GOAL OF THE EXERCISE :: Find the lines that contain the word "Islands" and copy each one.

▬▬▬▬▬▬▬▬▬▬

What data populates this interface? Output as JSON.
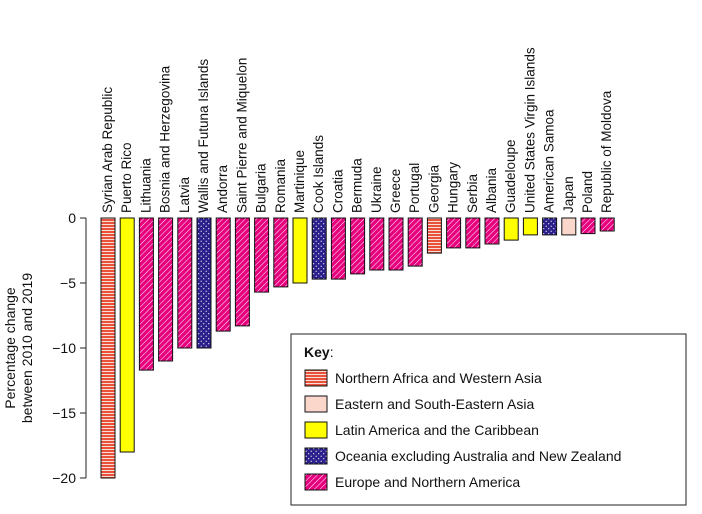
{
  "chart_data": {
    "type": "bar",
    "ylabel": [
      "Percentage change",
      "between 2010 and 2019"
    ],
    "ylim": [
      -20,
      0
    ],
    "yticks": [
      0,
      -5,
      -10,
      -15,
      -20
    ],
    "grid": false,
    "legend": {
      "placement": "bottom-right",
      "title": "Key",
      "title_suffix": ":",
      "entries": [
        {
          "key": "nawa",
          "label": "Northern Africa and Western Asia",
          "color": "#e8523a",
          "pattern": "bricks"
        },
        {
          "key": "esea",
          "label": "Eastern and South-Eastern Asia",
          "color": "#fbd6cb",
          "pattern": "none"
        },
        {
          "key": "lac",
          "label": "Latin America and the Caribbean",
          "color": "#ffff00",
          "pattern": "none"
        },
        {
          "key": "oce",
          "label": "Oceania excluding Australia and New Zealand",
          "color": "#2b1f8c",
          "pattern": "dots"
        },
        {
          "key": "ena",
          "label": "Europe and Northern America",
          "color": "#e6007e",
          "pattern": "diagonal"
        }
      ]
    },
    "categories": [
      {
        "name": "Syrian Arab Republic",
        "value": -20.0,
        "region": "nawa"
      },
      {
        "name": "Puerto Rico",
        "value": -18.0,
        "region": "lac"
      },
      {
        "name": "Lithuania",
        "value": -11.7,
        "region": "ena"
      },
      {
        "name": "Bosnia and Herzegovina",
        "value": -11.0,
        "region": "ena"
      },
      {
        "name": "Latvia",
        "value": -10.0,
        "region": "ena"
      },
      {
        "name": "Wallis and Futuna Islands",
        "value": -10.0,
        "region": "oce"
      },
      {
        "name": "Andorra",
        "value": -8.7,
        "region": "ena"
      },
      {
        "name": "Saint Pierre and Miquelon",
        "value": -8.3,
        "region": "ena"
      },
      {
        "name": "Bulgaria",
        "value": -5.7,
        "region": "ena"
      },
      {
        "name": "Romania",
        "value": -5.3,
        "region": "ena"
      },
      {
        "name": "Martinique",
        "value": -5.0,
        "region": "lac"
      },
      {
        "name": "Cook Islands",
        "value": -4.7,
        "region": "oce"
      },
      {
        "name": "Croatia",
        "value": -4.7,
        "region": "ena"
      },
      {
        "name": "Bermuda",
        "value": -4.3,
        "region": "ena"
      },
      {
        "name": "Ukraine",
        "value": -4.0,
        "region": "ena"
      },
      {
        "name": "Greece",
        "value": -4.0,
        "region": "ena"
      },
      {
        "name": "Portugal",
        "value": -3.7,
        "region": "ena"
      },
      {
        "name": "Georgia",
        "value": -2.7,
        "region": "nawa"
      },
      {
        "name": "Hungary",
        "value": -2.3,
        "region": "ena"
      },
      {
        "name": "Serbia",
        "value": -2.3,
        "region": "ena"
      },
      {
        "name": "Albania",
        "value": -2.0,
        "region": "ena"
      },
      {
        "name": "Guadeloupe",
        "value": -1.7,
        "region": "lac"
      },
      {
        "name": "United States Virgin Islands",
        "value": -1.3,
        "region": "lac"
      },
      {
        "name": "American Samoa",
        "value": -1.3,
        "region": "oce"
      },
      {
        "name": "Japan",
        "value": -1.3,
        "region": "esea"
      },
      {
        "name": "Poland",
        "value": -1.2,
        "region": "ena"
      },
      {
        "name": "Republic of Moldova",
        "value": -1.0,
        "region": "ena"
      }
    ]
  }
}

▬▬▬▬▬▬▬▬▬▬

OUTPUT OF THE EXERCISE ::
        "name": "Wallis and Futuna Islands",
        "name": "Cook Islands",
        "name": "United States Virgin Islands",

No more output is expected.